▶ _Instructions to follow_: Repeat all of the material exactly as given.

▶ _Entries supplied_:
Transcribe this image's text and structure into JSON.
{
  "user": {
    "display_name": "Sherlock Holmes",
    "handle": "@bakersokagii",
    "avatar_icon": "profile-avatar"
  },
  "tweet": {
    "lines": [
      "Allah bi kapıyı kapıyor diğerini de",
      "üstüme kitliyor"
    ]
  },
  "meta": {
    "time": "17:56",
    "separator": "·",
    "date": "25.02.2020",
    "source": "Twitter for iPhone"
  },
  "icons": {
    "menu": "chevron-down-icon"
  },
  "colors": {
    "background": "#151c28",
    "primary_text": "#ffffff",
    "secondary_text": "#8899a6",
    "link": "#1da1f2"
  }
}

▶ _Exercise response_:
Transcribe this image's text and structure into JSON.
{
  "user": {
    "display_name": "Sherlock Holmes",
    "handle": "@bakersokagii",
    "avatar_icon": "profile-avatar"
  },
  "tweet": {
    "lines": [
      "Allah bi kapıyı kapıyor diğerini de",
      "üstüme kitliyor"
    ]
  },
  "meta": {
    "time": "17:56",
    "separator": "·",
    "date": "25.02.2020",
    "source": "Twitter for iPhone"
  },
  "icons": {
    "menu": "chevron-down-icon"
  },
  "colors": {
    "background": "#151c28",
    "primary_text": "#ffffff",
    "secondary_text": "#8899a6",
    "link": "#1da1f2"
  }
}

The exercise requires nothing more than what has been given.